§ Selection

● ● ●

EX-3.1 2 hawkins103608_ex3-1.htm AMENDED AND RESTATED ARTICLES OF INCORPORATION hawkins103608_ex3-1.htm - Generated by SEC Publisher for SEC Filing

 

Exhibit 3.1

AMENDED AND RESTATED

ARTICLES OF INCORPORATION

OF

HAWKINS, INC.

 

(As amended through July 28, 2010)

 

 

ARTICLE I

 

                The name of this Corporation is Hawkins, Inc.

 

 

ARTICLE II

 

                An agreement for consolidation or merger with one or more foreign or domestic corporations may be authorized by vote of the shareholders entitled to exercise at least two-thirds of the shares entitled to vote unless the necessary affirmative vote to authorize any particular merger or consolidation is reduced by the Board of Directors, which reduction shall be to not less than a majority of the shares entitled to vote.

 

 

ARTICLE III

 

                The location and post office address of the registered office of this Corporation in the State of Minnesota is 3100 East Hennepin Avenue, Minneapolis, Minnesota 55413.

 

 

ARTICLE IV

 

                The aggregate number of shares which this Corporation shall have authority to issue is 30,000,000, with a par value of $.05 per share, having an aggregate par value of $1,500,000, which shall be known as “Common Shares.”

 

a.

The holders of Common Shares shall be entitled to receive, when and as declared by the Board of Directors, out of earnings or surplus legally available therefor, dividends, payable either in cash, in property, or in shares of the capital stock of the corporation.

 

 

b.

● ● ●

§ Aim of the exercise
Could you write the next part of the Hawkins, Inc. articles of incorporation, picking up right after the last line shown?

§ Given information

● ● ●

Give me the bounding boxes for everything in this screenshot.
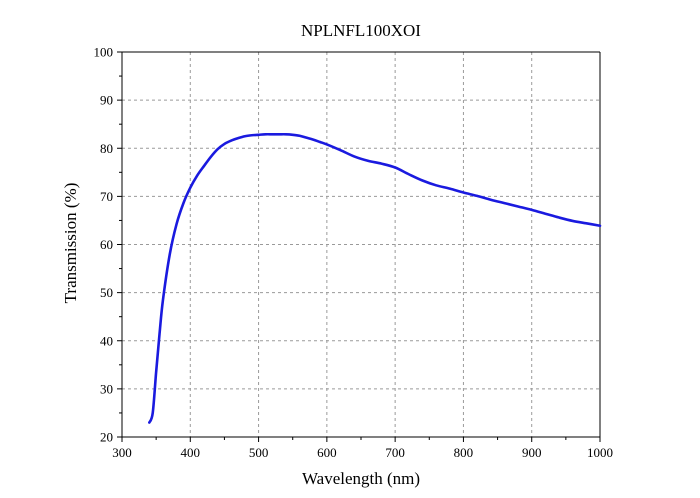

● ● ●

§ Written response
The Common Shares may be allotted as and when the Board of Directors shall determine, and, under and pursuant to the laws of the State of Minnesota, the Board of Directors shall have the power to fix or alter, from time to time, in respect to shares then unallotted, any or all of the following: the dividend rate; the redemption price; the liquidation price; the conversion rights and the sinking or purchase fund rights of shares of any class, or of any series of any class. The Board of Directors shall also have the power to fix the terms, provisions and conditions of options to purchase or subscribe for shares of any class or classes, including the price and conversion basis thereof, and to authorize the issuance thereof.

 


 

 

c.

No holder of shares of the Corporation shall be entitled to any cumulative voting rights.

 

 

d.

No holder of stock of the Corporation shall have any preferential, pre-emptive, or other right of subscription to any shares of any class of stock of the Corporation allotted or sold or be allotted or sold and now or hereafter authorized, or to any right of subscription to any part thereof.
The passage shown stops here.